▸ **Exercise description**:
Copy every line of the records below where the word "divergence" occurs.

Entries of transcribed document text:
----

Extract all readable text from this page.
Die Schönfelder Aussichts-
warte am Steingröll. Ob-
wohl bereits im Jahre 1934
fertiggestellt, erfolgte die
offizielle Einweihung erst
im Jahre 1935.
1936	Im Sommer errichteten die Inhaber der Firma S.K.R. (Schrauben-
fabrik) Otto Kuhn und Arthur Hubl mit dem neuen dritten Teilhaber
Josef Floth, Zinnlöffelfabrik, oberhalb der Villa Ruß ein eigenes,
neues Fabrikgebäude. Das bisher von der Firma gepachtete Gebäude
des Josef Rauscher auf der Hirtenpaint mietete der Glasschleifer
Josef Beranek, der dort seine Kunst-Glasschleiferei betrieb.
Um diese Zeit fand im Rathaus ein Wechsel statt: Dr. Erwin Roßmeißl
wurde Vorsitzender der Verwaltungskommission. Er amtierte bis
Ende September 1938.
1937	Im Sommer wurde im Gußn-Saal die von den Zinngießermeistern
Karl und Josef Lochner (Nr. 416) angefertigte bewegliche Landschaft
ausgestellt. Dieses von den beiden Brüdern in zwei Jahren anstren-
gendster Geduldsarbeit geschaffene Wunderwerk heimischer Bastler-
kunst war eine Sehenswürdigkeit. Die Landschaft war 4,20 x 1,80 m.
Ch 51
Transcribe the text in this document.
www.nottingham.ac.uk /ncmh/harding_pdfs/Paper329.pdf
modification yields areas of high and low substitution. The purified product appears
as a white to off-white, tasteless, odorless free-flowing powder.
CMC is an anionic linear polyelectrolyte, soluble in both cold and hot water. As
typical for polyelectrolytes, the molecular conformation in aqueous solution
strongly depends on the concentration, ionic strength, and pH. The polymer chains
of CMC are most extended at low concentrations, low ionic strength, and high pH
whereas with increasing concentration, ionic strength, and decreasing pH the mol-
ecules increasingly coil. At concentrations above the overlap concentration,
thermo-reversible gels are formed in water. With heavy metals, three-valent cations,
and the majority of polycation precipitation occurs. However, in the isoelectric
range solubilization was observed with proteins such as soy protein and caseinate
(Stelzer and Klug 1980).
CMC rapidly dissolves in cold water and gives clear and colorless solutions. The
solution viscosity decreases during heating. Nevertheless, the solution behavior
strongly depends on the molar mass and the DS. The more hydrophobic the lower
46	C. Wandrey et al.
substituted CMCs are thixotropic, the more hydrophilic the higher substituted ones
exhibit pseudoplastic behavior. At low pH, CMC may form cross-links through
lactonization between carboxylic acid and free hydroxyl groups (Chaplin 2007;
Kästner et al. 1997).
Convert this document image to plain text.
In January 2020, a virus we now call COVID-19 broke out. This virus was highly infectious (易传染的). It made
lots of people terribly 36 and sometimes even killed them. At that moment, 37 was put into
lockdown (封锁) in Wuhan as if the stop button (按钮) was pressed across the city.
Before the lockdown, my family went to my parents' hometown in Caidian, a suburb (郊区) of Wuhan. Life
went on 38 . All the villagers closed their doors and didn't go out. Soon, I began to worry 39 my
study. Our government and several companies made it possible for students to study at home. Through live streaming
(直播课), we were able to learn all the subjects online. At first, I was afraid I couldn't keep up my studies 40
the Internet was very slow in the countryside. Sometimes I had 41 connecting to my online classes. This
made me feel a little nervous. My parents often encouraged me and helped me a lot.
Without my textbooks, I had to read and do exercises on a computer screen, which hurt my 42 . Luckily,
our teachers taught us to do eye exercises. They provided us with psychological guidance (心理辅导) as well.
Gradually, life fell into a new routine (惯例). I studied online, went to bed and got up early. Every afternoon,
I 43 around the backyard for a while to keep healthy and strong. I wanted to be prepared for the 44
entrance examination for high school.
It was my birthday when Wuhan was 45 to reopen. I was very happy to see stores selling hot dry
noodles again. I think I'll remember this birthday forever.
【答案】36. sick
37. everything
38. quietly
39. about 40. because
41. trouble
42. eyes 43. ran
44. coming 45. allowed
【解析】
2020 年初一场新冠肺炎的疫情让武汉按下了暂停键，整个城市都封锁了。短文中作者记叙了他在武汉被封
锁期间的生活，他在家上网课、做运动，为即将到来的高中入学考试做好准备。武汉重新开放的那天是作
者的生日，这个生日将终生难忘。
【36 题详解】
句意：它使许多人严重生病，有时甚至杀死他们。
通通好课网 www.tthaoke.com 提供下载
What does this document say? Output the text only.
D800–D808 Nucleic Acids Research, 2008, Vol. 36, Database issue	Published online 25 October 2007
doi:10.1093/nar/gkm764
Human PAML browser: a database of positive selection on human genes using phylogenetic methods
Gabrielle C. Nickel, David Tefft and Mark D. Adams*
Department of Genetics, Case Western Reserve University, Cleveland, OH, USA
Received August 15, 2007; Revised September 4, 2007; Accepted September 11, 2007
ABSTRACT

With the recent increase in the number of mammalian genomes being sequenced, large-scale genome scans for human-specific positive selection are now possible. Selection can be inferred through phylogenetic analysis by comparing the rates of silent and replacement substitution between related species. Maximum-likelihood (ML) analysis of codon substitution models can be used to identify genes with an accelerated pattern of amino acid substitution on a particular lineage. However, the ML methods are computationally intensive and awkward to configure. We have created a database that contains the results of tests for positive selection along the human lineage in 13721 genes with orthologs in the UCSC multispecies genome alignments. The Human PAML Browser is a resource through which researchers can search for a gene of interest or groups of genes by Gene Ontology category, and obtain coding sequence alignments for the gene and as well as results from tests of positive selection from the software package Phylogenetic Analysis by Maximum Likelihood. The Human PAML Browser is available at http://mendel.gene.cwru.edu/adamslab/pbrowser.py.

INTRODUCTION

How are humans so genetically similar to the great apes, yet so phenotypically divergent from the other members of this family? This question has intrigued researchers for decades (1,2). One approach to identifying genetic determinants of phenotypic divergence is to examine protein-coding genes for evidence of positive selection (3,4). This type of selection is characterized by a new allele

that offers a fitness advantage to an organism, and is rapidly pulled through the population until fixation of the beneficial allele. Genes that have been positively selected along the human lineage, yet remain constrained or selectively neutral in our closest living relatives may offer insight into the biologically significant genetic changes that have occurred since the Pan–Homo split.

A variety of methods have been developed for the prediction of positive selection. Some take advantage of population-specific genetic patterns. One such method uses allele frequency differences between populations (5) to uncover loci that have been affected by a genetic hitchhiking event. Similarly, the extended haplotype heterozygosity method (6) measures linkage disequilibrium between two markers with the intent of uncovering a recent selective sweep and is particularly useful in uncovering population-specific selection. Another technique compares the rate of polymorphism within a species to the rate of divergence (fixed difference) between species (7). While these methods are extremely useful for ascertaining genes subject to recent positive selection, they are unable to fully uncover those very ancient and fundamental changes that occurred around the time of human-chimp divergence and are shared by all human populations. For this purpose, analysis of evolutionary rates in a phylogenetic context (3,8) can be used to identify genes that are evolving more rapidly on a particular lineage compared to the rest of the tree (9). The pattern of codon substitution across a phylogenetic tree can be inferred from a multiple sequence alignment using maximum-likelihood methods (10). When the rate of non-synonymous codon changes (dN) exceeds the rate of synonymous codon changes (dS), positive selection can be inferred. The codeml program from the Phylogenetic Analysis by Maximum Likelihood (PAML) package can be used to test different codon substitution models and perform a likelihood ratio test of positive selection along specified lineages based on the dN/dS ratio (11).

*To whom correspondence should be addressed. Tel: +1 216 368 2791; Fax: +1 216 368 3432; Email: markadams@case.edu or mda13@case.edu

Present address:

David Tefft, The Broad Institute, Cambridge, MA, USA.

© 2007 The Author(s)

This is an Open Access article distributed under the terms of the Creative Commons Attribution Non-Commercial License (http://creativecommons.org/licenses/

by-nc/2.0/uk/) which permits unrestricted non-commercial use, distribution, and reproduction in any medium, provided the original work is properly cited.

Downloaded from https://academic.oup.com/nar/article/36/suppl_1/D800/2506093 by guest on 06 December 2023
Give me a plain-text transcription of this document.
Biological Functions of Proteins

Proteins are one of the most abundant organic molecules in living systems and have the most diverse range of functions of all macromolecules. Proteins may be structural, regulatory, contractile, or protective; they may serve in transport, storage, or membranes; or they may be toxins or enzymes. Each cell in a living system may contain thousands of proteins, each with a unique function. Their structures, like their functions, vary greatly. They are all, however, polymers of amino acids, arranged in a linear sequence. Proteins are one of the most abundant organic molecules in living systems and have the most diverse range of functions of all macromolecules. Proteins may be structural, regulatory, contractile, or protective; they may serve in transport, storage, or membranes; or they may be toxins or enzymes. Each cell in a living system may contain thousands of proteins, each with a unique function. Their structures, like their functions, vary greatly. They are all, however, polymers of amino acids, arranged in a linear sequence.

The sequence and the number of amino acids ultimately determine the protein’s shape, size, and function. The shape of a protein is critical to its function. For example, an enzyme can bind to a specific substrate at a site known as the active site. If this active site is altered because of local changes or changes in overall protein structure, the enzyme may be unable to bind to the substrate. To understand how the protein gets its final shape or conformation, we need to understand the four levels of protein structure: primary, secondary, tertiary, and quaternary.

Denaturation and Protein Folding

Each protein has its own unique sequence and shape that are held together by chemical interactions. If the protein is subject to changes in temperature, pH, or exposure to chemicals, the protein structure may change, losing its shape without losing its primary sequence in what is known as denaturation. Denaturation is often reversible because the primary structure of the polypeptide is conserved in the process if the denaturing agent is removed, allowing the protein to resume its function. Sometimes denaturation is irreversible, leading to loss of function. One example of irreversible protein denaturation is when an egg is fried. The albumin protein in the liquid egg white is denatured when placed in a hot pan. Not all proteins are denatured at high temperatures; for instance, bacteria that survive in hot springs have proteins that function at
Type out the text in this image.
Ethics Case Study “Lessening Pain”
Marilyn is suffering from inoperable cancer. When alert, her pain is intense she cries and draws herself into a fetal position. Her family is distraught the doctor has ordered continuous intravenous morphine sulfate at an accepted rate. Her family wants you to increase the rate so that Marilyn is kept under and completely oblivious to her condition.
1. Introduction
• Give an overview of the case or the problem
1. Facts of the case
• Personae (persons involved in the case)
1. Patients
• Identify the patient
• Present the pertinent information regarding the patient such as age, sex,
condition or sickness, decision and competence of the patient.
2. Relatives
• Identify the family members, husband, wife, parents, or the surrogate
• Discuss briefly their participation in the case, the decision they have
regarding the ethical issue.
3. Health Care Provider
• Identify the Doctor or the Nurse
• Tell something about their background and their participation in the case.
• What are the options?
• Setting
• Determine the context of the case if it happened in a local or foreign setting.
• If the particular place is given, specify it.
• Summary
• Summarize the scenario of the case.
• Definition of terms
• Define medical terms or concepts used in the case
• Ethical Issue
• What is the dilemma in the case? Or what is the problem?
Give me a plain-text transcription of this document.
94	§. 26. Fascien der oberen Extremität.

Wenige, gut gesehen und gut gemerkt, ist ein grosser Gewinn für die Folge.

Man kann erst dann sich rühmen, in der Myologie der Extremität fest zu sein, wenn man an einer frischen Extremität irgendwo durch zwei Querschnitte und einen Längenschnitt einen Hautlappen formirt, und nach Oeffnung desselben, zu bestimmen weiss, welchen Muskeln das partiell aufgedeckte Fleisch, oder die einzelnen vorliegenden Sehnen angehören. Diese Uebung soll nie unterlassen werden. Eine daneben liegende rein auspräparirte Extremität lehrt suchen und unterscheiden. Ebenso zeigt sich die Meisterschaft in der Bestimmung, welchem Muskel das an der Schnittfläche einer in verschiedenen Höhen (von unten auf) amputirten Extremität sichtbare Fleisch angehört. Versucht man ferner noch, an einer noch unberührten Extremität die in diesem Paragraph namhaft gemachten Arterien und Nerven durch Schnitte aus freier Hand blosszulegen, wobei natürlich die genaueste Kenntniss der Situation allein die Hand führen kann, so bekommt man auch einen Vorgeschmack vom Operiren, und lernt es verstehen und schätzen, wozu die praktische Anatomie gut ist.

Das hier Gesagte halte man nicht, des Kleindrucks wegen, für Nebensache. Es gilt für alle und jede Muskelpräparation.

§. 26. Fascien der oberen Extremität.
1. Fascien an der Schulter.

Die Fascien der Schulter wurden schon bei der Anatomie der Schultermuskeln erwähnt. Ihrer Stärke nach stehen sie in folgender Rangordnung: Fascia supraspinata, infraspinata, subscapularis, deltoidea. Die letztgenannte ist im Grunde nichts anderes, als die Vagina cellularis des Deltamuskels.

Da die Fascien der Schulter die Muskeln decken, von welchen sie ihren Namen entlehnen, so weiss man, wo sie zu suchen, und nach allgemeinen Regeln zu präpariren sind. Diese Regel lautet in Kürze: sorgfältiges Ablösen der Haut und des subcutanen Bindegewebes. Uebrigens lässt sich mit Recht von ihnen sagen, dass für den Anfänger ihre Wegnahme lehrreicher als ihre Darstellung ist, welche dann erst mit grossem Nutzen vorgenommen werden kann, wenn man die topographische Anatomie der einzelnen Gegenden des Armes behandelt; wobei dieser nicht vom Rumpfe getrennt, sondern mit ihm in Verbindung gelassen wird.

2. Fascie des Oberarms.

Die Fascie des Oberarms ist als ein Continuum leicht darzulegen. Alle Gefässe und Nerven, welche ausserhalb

----

▸ **Exercise solution**:
How are humans so genetically similar to the great apes, yet so phenotypically divergent from the other members of this family? This question has intrigued researchers for decades (1,2). One approach to identifying genetic determinants of phenotypic divergence is to examine protein-coding genes for evidence of positive selection (3,4). This type of selection is characterized by a new allele
A variety of methods have been developed for the prediction of positive selection. Some take advantage of population-specific genetic patterns. One such method uses allele frequency differences between populations (5) to uncover loci that have been affected by a genetic hitchhiking event. Similarly, the extended haplotype heterozygosity method (6) measures linkage disequilibrium between two markers with the intent of uncovering a recent selective sweep and is particularly useful in uncovering population-specific selection. Another technique compares the rate of polymorphism within a species to the rate of divergence (fixed difference) between species (7). While these methods are extremely useful for ascertaining genes subject to recent positive selection, they are unable to fully uncover those very ancient and fundamental changes that occurred around the time of human-chimp divergence and are shared by all human populations. For this purpose, analysis of evolutionary rates in a phylogenetic context (3,8) can be used to identify genes that are evolving more rapidly on a particular lineage compared to the rest of the tree (9). The pattern of codon substitution across a phylogenetic tree can be inferred from a multiple sequence alignment using maximum-likelihood methods (10). When the rate of non-synonymous codon changes (dN) exceeds the rate of synonymous codon changes (dS), positive selection can be inferred. The codeml program from the Phylogenetic Analysis by Maximum Likelihood (PAML) package can be used to test different codon substitution models and perform a likelihood ratio test of positive selection along specified lineages based on the dN/dS ratio (11).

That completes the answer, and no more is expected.